Select lines where the word "triangle" appears.
========================================
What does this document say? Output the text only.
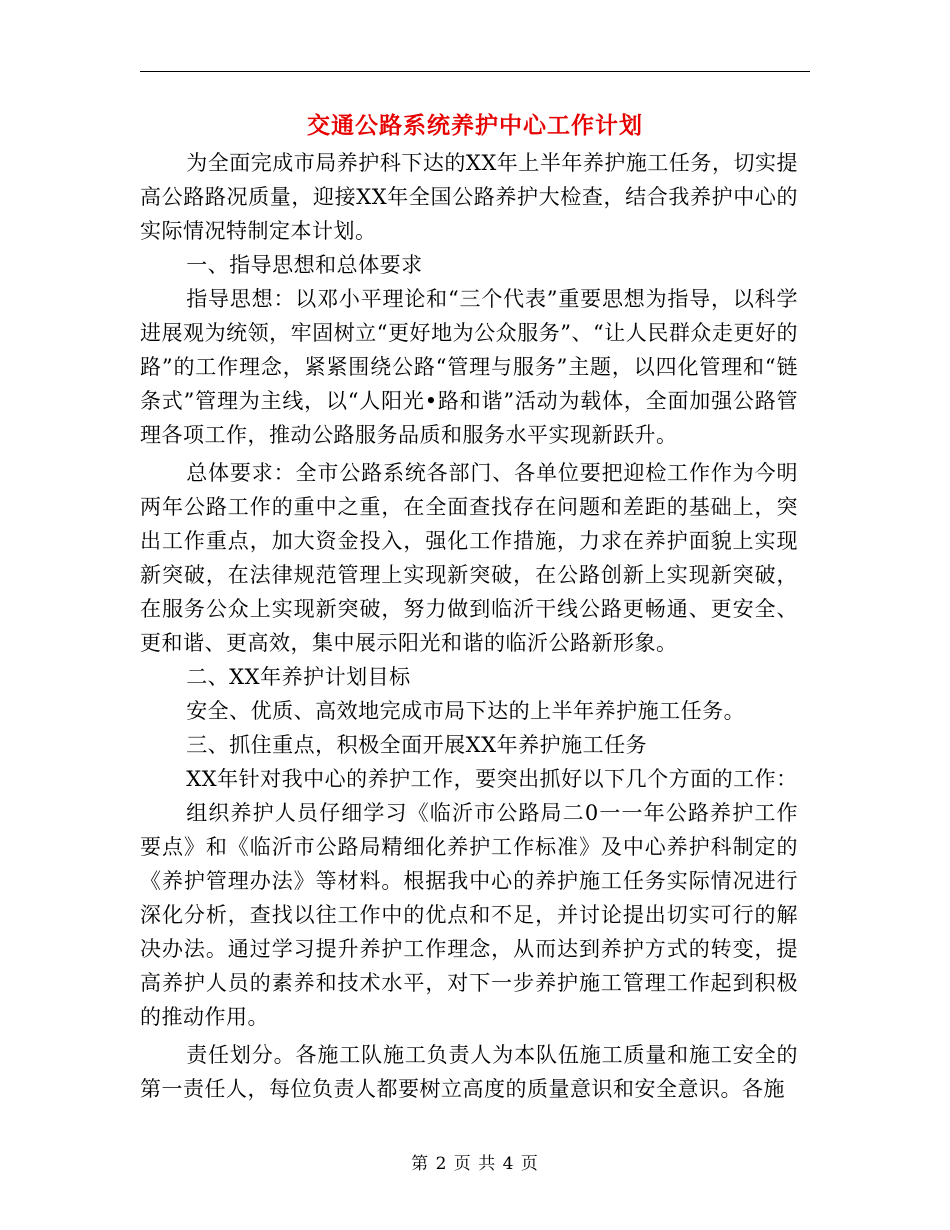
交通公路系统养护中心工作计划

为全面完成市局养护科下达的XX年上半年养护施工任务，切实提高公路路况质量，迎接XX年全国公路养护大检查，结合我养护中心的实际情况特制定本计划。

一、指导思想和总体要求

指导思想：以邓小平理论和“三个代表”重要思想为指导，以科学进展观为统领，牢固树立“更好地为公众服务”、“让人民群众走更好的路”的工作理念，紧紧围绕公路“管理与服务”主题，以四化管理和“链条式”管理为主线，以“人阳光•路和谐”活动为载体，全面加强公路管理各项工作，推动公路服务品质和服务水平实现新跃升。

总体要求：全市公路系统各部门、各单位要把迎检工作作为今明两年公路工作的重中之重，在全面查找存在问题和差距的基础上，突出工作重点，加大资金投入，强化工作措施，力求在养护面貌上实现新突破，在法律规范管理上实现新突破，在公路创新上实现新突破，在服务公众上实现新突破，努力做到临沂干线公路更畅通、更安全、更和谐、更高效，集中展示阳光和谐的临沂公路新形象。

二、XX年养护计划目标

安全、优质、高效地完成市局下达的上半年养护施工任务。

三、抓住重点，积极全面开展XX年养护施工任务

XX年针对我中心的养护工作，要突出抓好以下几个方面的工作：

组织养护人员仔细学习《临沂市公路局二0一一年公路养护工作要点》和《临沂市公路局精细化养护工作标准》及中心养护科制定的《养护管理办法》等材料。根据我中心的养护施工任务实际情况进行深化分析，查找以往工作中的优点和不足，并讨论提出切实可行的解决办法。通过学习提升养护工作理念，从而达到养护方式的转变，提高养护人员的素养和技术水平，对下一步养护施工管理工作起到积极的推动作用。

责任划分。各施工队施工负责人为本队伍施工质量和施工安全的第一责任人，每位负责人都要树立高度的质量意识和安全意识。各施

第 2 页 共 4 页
========================================
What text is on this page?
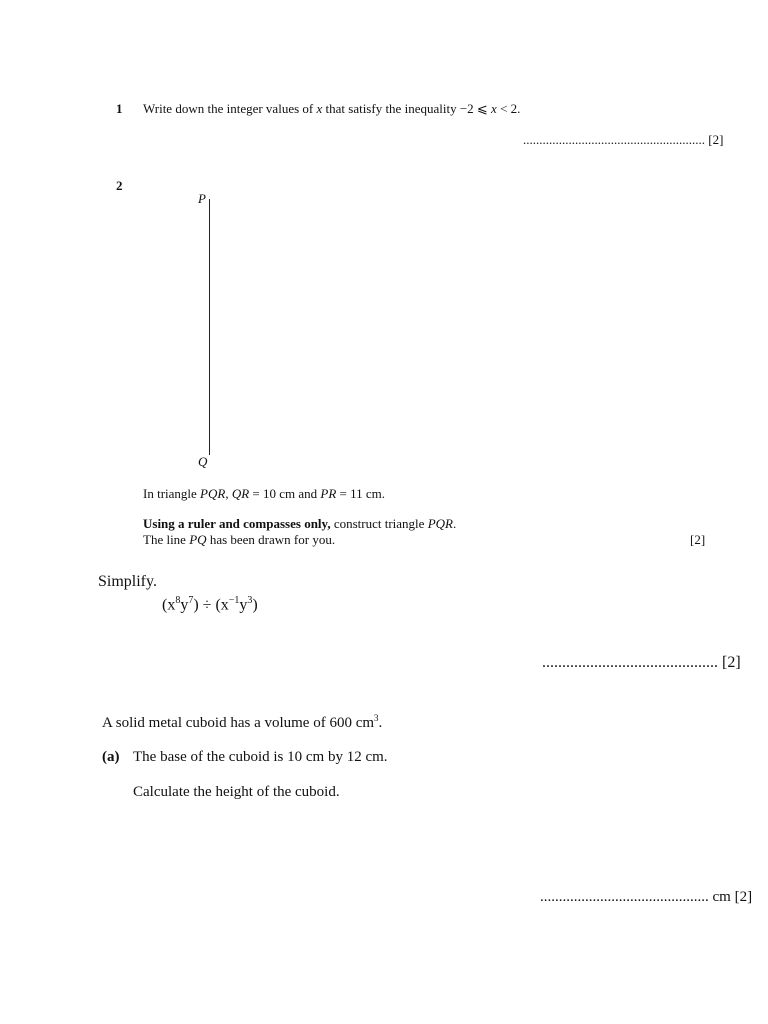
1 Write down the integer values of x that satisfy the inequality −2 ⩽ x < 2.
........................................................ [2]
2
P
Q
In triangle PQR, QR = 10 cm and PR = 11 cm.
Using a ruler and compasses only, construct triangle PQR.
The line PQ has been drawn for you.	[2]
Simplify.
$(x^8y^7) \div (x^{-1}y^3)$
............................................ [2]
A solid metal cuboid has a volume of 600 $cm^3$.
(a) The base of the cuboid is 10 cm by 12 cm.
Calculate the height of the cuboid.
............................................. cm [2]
========================================
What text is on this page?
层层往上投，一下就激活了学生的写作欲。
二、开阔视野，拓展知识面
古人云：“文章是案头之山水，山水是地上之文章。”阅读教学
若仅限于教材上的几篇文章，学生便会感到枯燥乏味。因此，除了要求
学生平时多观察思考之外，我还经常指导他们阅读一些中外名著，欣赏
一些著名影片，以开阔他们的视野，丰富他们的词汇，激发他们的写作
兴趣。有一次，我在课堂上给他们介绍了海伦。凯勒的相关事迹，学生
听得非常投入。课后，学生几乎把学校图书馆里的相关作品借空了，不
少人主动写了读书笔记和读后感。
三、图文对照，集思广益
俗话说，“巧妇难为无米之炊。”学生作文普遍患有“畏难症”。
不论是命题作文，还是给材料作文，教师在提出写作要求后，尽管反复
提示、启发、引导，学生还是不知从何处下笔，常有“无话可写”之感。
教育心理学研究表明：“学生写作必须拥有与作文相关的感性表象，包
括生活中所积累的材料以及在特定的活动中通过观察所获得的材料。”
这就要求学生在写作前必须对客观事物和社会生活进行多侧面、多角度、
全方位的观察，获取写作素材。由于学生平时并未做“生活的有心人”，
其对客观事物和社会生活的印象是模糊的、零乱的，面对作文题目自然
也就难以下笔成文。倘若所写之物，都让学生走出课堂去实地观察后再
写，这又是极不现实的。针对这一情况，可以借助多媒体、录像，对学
========================================
_COMPLETED TASK_
In triangle PQR, QR = 10 cm and PR = 11 cm.
Using a ruler and compasses only, construct triangle PQR.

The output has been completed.